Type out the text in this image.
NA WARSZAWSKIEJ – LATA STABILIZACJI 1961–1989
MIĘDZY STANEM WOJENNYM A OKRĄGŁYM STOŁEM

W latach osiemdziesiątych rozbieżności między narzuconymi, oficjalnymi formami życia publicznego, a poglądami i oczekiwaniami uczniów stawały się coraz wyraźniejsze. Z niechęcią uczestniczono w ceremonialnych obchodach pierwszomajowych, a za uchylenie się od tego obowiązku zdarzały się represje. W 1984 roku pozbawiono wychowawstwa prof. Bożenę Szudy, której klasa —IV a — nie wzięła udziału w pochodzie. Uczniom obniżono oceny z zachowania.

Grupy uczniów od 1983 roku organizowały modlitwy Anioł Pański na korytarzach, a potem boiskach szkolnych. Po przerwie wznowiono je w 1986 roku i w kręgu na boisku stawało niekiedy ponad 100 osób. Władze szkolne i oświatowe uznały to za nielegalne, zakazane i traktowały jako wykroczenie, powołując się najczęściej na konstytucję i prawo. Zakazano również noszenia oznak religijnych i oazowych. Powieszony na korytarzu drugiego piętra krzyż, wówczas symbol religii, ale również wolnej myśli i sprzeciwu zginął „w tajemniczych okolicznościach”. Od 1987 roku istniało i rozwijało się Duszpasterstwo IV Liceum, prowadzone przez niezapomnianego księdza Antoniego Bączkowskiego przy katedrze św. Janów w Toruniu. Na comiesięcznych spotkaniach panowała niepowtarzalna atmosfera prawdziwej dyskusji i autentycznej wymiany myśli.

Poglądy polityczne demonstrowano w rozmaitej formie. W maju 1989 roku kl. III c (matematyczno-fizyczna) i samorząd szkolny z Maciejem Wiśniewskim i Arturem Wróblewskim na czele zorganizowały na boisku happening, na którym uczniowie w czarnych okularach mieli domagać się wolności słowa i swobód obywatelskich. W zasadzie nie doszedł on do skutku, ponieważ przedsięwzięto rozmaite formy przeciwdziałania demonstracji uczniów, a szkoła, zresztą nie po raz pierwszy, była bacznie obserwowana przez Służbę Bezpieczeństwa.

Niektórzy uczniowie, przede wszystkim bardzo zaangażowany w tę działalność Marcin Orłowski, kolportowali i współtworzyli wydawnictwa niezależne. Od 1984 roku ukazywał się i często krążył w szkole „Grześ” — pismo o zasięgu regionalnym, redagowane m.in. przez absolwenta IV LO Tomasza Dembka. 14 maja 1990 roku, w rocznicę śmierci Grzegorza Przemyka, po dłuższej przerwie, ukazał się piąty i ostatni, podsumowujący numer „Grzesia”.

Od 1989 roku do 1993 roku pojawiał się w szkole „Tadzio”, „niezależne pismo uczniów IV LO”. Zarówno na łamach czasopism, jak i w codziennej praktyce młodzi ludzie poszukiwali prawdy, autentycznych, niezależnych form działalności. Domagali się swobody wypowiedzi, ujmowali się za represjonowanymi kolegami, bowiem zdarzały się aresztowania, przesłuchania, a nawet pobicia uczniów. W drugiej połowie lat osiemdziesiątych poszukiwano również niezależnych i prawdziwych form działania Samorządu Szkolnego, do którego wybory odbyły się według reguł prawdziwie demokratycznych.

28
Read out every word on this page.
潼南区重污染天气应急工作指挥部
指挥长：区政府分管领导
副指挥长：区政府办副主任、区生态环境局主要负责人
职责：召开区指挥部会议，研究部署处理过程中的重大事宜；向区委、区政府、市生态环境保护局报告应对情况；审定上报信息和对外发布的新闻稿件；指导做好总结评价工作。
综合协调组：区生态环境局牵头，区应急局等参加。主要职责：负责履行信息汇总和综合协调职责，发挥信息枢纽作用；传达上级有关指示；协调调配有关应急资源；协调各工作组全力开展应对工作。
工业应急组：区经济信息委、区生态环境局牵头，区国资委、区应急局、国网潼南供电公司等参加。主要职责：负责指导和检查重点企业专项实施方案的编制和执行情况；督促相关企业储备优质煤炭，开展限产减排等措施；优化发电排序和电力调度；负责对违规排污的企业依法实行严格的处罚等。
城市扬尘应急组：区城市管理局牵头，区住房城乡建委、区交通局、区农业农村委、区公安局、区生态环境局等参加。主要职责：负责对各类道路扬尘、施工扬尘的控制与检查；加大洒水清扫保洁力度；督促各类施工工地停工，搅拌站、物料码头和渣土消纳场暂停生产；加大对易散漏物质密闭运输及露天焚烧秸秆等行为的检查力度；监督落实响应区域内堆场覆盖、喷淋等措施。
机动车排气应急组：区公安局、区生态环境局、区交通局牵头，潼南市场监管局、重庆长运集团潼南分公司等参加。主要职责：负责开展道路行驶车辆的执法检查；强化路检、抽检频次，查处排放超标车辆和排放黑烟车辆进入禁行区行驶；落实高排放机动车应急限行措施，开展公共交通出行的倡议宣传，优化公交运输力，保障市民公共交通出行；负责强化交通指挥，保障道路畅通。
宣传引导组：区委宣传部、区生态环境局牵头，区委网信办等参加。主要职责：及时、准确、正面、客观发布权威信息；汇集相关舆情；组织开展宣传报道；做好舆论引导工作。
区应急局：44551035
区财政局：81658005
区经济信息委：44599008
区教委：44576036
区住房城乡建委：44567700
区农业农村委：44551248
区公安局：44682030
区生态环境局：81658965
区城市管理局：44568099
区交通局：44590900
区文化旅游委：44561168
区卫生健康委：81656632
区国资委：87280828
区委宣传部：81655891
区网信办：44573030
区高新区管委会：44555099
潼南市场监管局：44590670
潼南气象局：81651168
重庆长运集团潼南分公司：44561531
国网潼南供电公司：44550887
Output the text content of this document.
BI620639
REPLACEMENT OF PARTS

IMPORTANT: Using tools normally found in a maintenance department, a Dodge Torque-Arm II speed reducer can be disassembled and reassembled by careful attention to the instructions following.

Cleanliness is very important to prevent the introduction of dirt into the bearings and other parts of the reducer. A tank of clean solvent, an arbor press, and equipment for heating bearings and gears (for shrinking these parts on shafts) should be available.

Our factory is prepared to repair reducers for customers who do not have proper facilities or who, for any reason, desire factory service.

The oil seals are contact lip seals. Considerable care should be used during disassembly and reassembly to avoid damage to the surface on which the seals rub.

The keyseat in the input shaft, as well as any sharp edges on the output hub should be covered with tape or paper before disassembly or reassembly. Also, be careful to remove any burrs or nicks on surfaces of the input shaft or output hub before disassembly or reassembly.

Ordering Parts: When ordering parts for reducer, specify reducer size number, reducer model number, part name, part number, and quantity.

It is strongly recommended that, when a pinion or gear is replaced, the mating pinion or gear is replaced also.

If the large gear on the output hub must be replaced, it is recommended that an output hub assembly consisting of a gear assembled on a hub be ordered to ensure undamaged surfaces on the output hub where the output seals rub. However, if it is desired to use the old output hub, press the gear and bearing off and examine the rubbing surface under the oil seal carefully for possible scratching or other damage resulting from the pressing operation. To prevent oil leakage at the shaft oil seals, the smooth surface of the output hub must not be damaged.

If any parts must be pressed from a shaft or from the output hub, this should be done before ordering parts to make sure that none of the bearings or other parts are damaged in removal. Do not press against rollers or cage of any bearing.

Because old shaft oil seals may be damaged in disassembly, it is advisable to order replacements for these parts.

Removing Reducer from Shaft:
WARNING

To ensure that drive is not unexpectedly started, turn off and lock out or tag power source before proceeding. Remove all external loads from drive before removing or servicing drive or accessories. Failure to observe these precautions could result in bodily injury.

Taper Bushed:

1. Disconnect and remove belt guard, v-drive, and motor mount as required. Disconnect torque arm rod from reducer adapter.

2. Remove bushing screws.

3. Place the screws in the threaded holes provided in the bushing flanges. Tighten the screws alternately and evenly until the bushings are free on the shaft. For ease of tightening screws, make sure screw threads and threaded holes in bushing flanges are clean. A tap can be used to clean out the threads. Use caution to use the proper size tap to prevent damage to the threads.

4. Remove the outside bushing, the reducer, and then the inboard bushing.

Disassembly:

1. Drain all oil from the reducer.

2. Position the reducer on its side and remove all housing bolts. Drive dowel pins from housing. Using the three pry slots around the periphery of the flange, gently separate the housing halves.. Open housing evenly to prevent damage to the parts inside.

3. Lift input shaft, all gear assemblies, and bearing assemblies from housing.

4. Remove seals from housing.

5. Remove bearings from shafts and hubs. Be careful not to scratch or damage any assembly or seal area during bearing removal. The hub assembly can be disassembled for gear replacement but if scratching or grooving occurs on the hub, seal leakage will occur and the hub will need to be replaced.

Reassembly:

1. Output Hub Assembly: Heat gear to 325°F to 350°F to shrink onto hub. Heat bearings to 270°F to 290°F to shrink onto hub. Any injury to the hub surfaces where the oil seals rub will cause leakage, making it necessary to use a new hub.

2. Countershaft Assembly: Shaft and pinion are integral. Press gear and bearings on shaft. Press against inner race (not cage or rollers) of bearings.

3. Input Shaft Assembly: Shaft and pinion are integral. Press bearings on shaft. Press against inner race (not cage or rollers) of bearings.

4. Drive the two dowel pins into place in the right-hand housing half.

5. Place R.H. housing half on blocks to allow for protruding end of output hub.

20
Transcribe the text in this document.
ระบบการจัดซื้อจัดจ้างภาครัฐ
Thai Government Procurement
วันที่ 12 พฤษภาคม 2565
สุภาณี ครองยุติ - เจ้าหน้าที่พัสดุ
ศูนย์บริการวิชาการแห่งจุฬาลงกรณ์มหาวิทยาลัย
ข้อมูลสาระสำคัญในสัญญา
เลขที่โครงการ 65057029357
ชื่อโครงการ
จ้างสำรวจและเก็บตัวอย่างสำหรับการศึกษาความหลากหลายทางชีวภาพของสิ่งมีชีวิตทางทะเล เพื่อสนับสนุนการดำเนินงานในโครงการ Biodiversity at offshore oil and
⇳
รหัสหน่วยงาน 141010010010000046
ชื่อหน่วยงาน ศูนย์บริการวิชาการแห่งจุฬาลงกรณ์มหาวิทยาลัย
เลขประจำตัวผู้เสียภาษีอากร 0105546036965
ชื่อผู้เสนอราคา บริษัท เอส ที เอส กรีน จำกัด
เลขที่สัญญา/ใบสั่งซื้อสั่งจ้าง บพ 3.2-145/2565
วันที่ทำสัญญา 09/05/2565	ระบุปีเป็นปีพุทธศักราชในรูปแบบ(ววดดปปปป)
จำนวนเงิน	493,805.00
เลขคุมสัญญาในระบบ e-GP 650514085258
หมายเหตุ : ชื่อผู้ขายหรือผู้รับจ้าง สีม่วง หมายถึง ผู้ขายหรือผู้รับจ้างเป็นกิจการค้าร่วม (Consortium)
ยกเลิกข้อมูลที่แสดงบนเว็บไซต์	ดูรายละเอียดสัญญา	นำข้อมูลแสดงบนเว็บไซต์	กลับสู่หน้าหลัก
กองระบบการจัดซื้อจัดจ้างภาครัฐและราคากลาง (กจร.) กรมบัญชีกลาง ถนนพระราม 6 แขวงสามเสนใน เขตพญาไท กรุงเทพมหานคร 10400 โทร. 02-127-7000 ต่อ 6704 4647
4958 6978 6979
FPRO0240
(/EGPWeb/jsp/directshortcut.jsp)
++++++
WHAT YOU NEED TO DO:
Copy each line from the records above that includes the string "เลขท".

ANSWER TO THIS EXERCISE:
เลขที่โครงการ 65057029357
เลขที่สัญญา/ใบสั่งซื้อสั่งจ้าง บพ 3.2-145/2565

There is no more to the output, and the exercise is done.